[begin DATASET ENTRIES]

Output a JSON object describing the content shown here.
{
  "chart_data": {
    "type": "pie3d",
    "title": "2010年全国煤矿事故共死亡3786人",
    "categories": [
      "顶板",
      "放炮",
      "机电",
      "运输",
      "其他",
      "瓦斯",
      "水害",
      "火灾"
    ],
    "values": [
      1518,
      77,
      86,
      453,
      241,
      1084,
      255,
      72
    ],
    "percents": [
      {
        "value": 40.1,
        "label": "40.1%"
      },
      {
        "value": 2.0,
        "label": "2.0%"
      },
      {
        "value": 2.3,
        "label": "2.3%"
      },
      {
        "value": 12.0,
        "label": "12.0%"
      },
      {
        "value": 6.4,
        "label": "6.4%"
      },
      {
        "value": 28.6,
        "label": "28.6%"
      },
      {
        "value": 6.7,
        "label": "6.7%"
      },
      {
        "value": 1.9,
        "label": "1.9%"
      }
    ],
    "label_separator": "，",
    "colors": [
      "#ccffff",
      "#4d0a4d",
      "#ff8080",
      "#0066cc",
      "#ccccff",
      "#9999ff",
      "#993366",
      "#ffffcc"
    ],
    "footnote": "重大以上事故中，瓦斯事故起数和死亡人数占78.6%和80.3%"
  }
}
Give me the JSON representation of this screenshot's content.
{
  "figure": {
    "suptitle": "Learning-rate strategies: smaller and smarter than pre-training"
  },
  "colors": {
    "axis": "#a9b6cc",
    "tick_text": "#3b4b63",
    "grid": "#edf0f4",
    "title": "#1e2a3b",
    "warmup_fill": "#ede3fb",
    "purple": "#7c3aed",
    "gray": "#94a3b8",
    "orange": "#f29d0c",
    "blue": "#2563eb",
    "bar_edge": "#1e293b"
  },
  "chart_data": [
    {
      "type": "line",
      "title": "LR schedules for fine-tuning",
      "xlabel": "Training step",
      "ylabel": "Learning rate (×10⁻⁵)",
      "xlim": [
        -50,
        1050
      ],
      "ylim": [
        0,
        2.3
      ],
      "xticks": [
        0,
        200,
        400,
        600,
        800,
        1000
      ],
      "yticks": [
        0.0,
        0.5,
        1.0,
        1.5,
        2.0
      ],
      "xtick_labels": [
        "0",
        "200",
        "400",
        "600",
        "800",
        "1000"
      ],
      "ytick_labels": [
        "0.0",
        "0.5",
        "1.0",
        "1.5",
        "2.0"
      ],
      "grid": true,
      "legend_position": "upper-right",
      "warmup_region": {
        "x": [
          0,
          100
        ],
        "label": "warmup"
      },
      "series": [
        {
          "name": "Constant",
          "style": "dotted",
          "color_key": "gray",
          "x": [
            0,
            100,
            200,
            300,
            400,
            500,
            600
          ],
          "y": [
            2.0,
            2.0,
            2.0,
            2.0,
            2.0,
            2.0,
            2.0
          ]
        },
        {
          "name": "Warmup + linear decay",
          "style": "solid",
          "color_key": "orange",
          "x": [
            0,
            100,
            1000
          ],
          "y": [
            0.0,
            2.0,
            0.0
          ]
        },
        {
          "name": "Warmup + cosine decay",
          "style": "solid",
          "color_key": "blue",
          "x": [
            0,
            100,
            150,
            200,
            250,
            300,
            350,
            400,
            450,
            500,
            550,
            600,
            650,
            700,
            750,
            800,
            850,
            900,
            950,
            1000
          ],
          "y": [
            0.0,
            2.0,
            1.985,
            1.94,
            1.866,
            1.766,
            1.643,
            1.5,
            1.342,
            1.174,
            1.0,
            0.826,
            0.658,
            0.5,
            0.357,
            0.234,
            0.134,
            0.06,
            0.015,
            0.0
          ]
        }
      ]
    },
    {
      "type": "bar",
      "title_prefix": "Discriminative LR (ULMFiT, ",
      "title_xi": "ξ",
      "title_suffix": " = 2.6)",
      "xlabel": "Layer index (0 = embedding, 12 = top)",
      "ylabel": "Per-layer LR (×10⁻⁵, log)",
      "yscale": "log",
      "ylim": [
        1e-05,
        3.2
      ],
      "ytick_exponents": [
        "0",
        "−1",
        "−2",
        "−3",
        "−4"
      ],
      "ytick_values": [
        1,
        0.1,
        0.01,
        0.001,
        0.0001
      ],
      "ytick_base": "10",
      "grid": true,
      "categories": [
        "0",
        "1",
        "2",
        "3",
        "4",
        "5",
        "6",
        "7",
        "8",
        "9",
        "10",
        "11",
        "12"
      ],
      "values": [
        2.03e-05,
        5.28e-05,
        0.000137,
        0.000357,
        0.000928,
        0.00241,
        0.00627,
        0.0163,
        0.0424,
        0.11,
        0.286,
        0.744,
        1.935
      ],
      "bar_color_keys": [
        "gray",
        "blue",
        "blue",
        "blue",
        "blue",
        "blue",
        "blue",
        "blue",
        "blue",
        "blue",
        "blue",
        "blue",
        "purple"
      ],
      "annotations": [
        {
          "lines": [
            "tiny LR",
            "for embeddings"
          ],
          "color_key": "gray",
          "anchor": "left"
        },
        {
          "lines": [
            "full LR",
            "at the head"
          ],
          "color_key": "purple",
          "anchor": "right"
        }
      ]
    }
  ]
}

[end DATASET ENTRIES]

→ DO THIS: Each line of the material must be restated exactly.

→ FULL RESPONSE:
Output a JSON object describing the content shown here.
{
  "chart_data": {
    "type": "pie3d",
    "title": "2010年全国煤矿事故共死亡3786人",
    "categories": [
      "顶板",
      "放炮",
      "机电",
      "运输",
      "其他",
      "瓦斯",
      "水害",
      "火灾"
    ],
    "values": [
      1518,
      77,
      86,
      453,
      241,
      1084,
      255,
      72
    ],
    "percents": [
      {
        "value": 40.1,
        "label": "40.1%"
      },
      {
        "value": 2.0,
        "label": "2.0%"
      },
      {
        "value": 2.3,
        "label": "2.3%"
      },
      {
        "value": 12.0,
        "label": "12.0%"
      },
      {
        "value": 6.4,
        "label": "6.4%"
      },
      {
        "value": 28.6,
        "label": "28.6%"
      },
      {
        "value": 6.7,
        "label": "6.7%"
      },
      {
        "value": 1.9,
        "label": "1.9%"
      }
    ],
    "label_separator": "，",
    "colors": [
      "#ccffff",
      "#4d0a4d",
      "#ff8080",
      "#0066cc",
      "#ccccff",
      "#9999ff",
      "#993366",
      "#ffffcc"
    ],
    "footnote": "重大以上事故中，瓦斯事故起数和死亡人数占78.6%和80.3%"
  }
}
Give me the JSON representation of this screenshot's content.
{
  "figure": {
    "suptitle": "Learning-rate strategies: smaller and smarter than pre-training"
  },
  "colors": {
    "axis": "#a9b6cc",
    "tick_text": "#3b4b63",
    "grid": "#edf0f4",
    "title": "#1e2a3b",
    "warmup_fill": "#ede3fb",
    "purple": "#7c3aed",
    "gray": "#94a3b8",
    "orange": "#f29d0c",
    "blue": "#2563eb",
    "bar_edge": "#1e293b"
  },
  "chart_data": [
    {
      "type": "line",
      "title": "LR schedules for fine-tuning",
      "xlabel": "Training step",
      "ylabel": "Learning rate (×10⁻⁵)",
      "xlim": [
        -50,
        1050
      ],
      "ylim": [
        0,
        2.3
      ],
      "xticks": [
        0,
        200,
        400,
        600,
        800,
        1000
      ],
      "yticks": [
        0.0,
        0.5,
        1.0,
        1.5,
        2.0
      ],
      "xtick_labels": [
        "0",
        "200",
        "400",
        "600",
        "800",
        "1000"
      ],
      "ytick_labels": [
        "0.0",
        "0.5",
        "1.0",
        "1.5",
        "2.0"
      ],
      "grid": true,
      "legend_position": "upper-right",
      "warmup_region": {
        "x": [
          0,
          100
        ],
        "label": "warmup"
      },
      "series": [
        {
          "name": "Constant",
          "style": "dotted",
          "color_key": "gray",
          "x": [
            0,
            100,
            200,
            300,
            400,
            500,
            600
          ],
          "y": [
            2.0,
            2.0,
            2.0,
            2.0,
            2.0,
            2.0,
            2.0
          ]
        },
        {
          "name": "Warmup + linear decay",
          "style": "solid",
          "color_key": "orange",
          "x": [
            0,
            100,
            1000
          ],
          "y": [
            0.0,
            2.0,
            0.0
          ]
        },
        {
          "name": "Warmup + cosine decay",
          "style": "solid",
          "color_key": "blue",
          "x": [
            0,
            100,
            150,
            200,
            250,
            300,
            350,
            400,
            450,
            500,
            550,
            600,
            650,
            700,
            750,
            800,
            850,
            900,
            950,
            1000
          ],
          "y": [
            0.0,
            2.0,
            1.985,
            1.94,
            1.866,
            1.766,
            1.643,
            1.5,
            1.342,
            1.174,
            1.0,
            0.826,
            0.658,
            0.5,
            0.357,
            0.234,
            0.134,
            0.06,
            0.015,
            0.0
          ]
        }
      ]
    },
    {
      "type": "bar",
      "title_prefix": "Discriminative LR (ULMFiT, ",
      "title_xi": "ξ",
      "title_suffix": " = 2.6)",
      "xlabel": "Layer index (0 = embedding, 12 = top)",
      "ylabel": "Per-layer LR (×10⁻⁵, log)",
      "yscale": "log",
      "ylim": [
        1e-05,
        3.2
      ],
      "ytick_exponents": [
        "0",
        "−1",
        "−2",
        "−3",
        "−4"
      ],
      "ytick_values": [
        1,
        0.1,
        0.01,
        0.001,
        0.0001
      ],
      "ytick_base": "10",
      "grid": true,
      "categories": [
        "0",
        "1",
        "2",
        "3",
        "4",
        "5",
        "6",
        "7",
        "8",
        "9",
        "10",
        "11",
        "12"
      ],
      "values": [
        2.03e-05,
        5.28e-05,
        0.000137,
        0.000357,
        0.000928,
        0.00241,
        0.00627,
        0.0163,
        0.0424,
        0.11,
        0.286,
        0.744,
        1.935
      ],
      "bar_color_keys": [
        "gray",
        "blue",
        "blue",
        "blue",
        "blue",
        "blue",
        "blue",
        "blue",
        "blue",
        "blue",
        "blue",
        "blue",
        "purple"
      ],
      "annotations": [
        {
          "lines": [
            "tiny LR",
            "for embeddings"
          ],
          "color_key": "gray",
          "anchor": "left"
        },
        {
          "lines": [
            "full LR",
            "at the head"
          ],
          "color_key": "purple",
          "anchor": "right"
        }
      ]
    }
  ]
}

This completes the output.